──────── RECORDS SHOWN

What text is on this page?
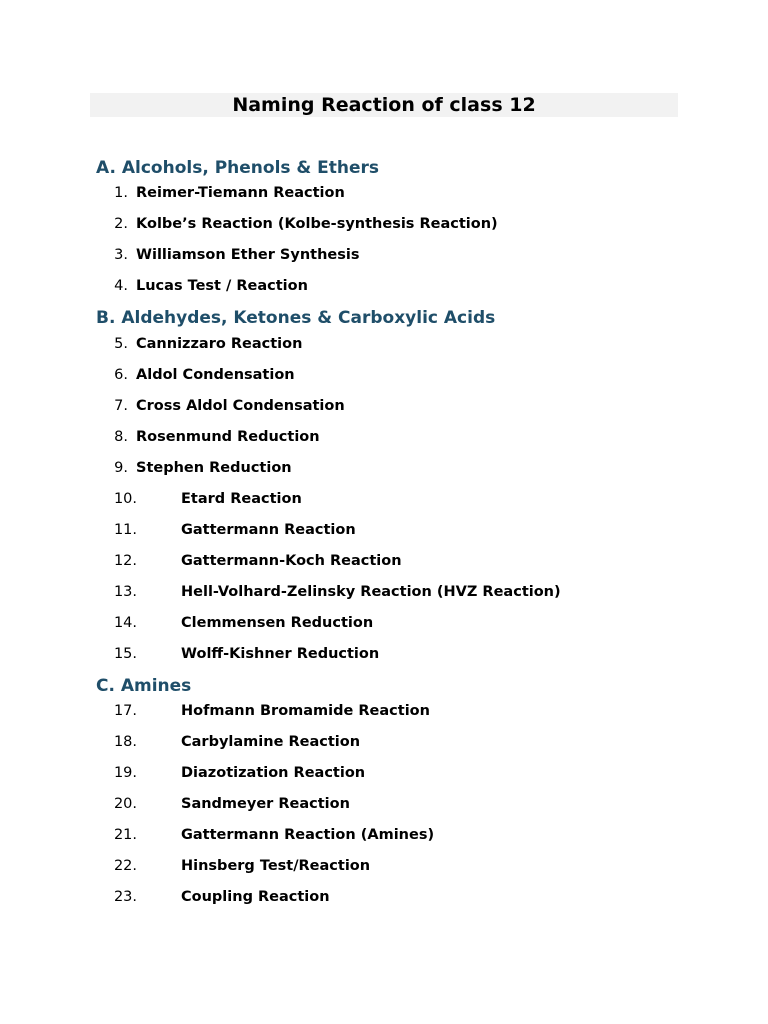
Naming Reaction of class 12
A. Alcohols, Phenols & Ethers
1. Reimer-Tiemann Reaction
2. Kolbe’s Reaction (Kolbe-synthesis Reaction)
3. Williamson Ether Synthesis
4. Lucas Test / Reaction
B. Aldehydes, Ketones & Carboxylic Acids
5. Cannizzaro Reaction
6. Aldol Condensation
7. Cross Aldol Condensation
8. Rosenmund Reduction
9. Stephen Reduction
10.	Etard Reaction
11.	Gattermann Reaction
12.	Gattermann-Koch Reaction
13.	Hell-Volhard-Zelinsky Reaction (HVZ Reaction)
14.	Clemmensen Reduction
15.	Wolff-Kishner Reduction
C. Amines
17.	Hofmann Bromamide Reaction
18.	Carbylamine Reaction
19.	Diazotization Reaction
20.	Sandmeyer Reaction
21.	Gattermann Reaction (Amines)
22.	Hinsberg Test/Reaction
23.	Coupling Reaction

────────────────

▶ [TASK TO CARRY OUT]
Pick out the lines containing the string "Amines".

▶ [SOLVED EXERCISE]
C. Amines
21.	Gattermann Reaction (Amines)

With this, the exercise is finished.